Given exercise — Which lines include the word "selected"? Copy each of them.

(Stored entries)
## START

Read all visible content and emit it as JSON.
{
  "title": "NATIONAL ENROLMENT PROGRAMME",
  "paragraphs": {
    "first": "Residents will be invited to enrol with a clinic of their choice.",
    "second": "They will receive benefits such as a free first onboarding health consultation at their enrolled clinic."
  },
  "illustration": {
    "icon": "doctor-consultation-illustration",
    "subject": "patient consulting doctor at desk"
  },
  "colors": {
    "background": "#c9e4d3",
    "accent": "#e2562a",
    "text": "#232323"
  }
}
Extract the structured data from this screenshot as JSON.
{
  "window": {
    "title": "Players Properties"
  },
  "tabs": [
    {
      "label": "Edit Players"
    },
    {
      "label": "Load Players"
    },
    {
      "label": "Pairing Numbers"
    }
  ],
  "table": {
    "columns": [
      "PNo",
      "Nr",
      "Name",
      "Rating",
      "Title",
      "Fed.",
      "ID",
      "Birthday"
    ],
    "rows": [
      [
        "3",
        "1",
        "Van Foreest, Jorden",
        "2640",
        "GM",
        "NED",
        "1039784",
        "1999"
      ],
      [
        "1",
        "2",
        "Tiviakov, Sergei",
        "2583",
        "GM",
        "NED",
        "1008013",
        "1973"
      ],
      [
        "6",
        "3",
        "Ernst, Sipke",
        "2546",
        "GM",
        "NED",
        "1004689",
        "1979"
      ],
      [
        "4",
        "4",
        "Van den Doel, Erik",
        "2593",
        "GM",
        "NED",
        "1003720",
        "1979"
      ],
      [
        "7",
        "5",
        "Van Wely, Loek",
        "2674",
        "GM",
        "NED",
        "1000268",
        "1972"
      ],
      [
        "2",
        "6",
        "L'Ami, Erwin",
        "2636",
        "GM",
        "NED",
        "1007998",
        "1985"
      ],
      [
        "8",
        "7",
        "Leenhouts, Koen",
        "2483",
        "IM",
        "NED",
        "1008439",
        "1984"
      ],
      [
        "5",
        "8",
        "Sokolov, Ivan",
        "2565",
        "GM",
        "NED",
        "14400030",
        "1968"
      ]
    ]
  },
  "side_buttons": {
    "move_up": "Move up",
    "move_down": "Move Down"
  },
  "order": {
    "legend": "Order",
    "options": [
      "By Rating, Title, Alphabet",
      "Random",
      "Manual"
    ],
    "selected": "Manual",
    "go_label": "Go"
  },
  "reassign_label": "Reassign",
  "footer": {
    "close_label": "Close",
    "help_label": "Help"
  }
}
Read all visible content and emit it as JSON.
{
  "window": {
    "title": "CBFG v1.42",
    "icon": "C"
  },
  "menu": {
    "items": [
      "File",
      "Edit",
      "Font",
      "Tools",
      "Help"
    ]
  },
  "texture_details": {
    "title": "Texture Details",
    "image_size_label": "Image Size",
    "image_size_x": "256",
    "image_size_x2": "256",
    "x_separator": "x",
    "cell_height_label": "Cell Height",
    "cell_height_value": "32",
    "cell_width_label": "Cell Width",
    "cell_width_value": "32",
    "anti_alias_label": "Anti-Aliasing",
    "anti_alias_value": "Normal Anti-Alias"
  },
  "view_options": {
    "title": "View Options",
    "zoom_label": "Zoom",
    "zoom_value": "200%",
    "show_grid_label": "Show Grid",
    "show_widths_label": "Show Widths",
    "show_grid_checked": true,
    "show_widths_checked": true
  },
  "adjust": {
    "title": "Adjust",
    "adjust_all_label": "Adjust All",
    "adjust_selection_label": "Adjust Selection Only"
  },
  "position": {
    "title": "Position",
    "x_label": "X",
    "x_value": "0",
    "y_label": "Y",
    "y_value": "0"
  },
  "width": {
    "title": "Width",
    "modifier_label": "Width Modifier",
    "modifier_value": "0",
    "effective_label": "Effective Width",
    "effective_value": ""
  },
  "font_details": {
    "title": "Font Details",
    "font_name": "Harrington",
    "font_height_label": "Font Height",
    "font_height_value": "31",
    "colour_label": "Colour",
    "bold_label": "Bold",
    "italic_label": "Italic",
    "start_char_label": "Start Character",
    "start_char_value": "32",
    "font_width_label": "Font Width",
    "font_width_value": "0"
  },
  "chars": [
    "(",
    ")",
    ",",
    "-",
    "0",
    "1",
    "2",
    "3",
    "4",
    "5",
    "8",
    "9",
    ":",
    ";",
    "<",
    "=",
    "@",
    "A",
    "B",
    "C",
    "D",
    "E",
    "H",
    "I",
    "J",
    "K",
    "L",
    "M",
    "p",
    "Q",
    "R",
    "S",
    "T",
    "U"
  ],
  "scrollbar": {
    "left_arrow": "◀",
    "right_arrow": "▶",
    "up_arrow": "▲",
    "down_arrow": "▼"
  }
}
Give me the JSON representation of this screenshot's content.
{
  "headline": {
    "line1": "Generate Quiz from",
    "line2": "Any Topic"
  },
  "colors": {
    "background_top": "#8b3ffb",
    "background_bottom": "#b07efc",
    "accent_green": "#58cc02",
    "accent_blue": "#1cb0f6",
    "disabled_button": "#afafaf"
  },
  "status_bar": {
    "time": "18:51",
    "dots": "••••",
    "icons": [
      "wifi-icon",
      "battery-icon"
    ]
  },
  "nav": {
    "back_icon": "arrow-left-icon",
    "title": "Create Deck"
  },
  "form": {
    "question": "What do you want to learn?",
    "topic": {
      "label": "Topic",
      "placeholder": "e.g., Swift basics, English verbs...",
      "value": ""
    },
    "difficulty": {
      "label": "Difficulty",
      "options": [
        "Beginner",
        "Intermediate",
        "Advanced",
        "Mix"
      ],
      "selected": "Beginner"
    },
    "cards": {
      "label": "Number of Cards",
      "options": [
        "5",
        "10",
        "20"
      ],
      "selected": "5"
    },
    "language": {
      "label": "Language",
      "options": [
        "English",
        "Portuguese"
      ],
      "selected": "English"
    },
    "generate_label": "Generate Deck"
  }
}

## END

Complete response —
    "selected": "Manual",
      "selected": "Beginner"
      "selected": "5"
      "selected": "English"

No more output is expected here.